::: MATERIAL PROVIDED :::
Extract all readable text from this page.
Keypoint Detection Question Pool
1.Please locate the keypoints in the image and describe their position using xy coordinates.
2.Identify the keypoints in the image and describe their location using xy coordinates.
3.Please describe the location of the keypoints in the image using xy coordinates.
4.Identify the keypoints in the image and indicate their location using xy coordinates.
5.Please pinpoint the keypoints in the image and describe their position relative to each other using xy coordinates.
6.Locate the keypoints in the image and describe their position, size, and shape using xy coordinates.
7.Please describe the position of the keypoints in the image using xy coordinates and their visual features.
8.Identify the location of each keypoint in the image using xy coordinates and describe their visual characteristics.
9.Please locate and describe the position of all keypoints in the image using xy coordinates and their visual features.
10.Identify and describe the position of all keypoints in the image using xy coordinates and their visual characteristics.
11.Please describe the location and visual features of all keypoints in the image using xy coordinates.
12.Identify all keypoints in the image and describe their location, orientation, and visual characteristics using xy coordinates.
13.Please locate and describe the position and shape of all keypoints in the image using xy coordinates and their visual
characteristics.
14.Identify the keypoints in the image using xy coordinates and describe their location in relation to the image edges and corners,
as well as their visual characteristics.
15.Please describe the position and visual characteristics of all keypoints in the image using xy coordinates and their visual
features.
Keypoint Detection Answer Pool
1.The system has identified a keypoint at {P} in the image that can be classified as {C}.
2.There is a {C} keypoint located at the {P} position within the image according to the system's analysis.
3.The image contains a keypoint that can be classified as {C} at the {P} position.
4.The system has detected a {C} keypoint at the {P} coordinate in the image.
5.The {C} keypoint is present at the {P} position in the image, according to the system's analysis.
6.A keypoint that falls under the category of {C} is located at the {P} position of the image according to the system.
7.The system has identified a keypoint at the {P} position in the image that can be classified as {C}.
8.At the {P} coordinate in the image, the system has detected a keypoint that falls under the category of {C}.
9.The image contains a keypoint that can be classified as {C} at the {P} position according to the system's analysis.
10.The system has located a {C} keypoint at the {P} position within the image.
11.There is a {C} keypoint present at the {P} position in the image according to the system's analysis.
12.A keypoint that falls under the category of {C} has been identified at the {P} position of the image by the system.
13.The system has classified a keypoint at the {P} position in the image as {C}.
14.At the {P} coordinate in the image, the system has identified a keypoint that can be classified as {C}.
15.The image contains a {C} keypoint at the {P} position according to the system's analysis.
:::
◆ INSTRUCTIONS FOR THE TASK
Read the data above and pull out each line that holds the string "shape".

◆ SOLUTION FOR THIS EXERCISE
6.Locate the keypoints in the image and describe their position, size, and shape using xy coordinates.
13.Please locate and describe the position and shape of all keypoints in the image using xy coordinates and their visual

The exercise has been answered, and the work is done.